_DIRECTIVE_: Output all of the entries exactly as written.

◆ ◆ ◆

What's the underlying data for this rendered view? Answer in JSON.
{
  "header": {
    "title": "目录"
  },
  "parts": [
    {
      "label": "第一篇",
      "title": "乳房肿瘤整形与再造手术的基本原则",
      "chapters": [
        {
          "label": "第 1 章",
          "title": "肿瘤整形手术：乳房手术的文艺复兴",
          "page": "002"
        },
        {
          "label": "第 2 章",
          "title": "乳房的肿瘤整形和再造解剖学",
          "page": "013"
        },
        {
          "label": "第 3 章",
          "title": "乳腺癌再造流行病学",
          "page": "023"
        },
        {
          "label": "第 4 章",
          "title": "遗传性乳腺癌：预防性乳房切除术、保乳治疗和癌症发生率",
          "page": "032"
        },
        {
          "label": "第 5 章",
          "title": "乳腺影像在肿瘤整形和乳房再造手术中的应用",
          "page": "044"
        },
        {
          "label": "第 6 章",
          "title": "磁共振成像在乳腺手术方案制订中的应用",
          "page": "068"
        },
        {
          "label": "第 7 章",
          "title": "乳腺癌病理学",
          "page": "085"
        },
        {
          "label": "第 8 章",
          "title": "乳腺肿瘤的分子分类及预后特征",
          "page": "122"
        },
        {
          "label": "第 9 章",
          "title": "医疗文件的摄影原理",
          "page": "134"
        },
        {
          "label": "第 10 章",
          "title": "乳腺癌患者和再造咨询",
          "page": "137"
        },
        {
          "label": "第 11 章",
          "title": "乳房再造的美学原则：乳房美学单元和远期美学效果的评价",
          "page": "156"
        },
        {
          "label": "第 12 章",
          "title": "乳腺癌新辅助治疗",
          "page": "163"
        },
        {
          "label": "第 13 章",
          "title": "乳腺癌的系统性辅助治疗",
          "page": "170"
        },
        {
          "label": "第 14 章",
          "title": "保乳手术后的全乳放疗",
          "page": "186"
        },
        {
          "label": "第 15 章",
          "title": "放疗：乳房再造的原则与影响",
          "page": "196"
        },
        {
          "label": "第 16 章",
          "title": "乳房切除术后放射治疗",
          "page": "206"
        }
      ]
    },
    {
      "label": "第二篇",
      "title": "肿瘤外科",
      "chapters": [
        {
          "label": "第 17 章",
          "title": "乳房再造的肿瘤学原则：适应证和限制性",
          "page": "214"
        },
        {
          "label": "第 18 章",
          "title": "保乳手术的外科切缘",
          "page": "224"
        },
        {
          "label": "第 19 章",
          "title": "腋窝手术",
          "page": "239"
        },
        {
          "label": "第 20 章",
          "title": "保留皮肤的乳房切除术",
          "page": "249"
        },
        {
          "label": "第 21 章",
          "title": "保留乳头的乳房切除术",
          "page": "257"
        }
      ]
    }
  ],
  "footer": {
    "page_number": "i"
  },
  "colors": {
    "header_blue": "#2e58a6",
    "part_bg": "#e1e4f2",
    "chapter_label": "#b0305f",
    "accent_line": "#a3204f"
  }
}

◆ ◆ ◆

_PROBLEM SOLUTION_:
What's the underlying data for this rendered view? Answer in JSON.
{
  "header": {
    "title": "目录"
  },
  "parts": [
    {
      "label": "第一篇",
      "title": "乳房肿瘤整形与再造手术的基本原则",
      "chapters": [
        {
          "label": "第 1 章",
          "title": "肿瘤整形手术：乳房手术的文艺复兴",
          "page": "002"
        },
        {
          "label": "第 2 章",
          "title": "乳房的肿瘤整形和再造解剖学",
          "page": "013"
        },
        {
          "label": "第 3 章",
          "title": "乳腺癌再造流行病学",
          "page": "023"
        },
        {
          "label": "第 4 章",
          "title": "遗传性乳腺癌：预防性乳房切除术、保乳治疗和癌症发生率",
          "page": "032"
        },
        {
          "label": "第 5 章",
          "title": "乳腺影像在肿瘤整形和乳房再造手术中的应用",
          "page": "044"
        },
        {
          "label": "第 6 章",
          "title": "磁共振成像在乳腺手术方案制订中的应用",
          "page": "068"
        },
        {
          "label": "第 7 章",
          "title": "乳腺癌病理学",
          "page": "085"
        },
        {
          "label": "第 8 章",
          "title": "乳腺肿瘤的分子分类及预后特征",
          "page": "122"
        },
        {
          "label": "第 9 章",
          "title": "医疗文件的摄影原理",
          "page": "134"
        },
        {
          "label": "第 10 章",
          "title": "乳腺癌患者和再造咨询",
          "page": "137"
        },
        {
          "label": "第 11 章",
          "title": "乳房再造的美学原则：乳房美学单元和远期美学效果的评价",
          "page": "156"
        },
        {
          "label": "第 12 章",
          "title": "乳腺癌新辅助治疗",
          "page": "163"
        },
        {
          "label": "第 13 章",
          "title": "乳腺癌的系统性辅助治疗",
          "page": "170"
        },
        {
          "label": "第 14 章",
          "title": "保乳手术后的全乳放疗",
          "page": "186"
        },
        {
          "label": "第 15 章",
          "title": "放疗：乳房再造的原则与影响",
          "page": "196"
        },
        {
          "label": "第 16 章",
          "title": "乳房切除术后放射治疗",
          "page": "206"
        }
      ]
    },
    {
      "label": "第二篇",
      "title": "肿瘤外科",
      "chapters": [
        {
          "label": "第 17 章",
          "title": "乳房再造的肿瘤学原则：适应证和限制性",
          "page": "214"
        },
        {
          "label": "第 18 章",
          "title": "保乳手术的外科切缘",
          "page": "224"
        },
        {
          "label": "第 19 章",
          "title": "腋窝手术",
          "page": "239"
        },
        {
          "label": "第 20 章",
          "title": "保留皮肤的乳房切除术",
          "page": "249"
        },
        {
          "label": "第 21 章",
          "title": "保留乳头的乳房切除术",
          "page": "257"
        }
      ]
    }
  ],
  "footer": {
    "page_number": "i"
  },
  "colors": {
    "header_blue": "#2e58a6",
    "part_bg": "#e1e4f2",
    "chapter_label": "#b0305f",
    "accent_line": "#a3204f"
  }
}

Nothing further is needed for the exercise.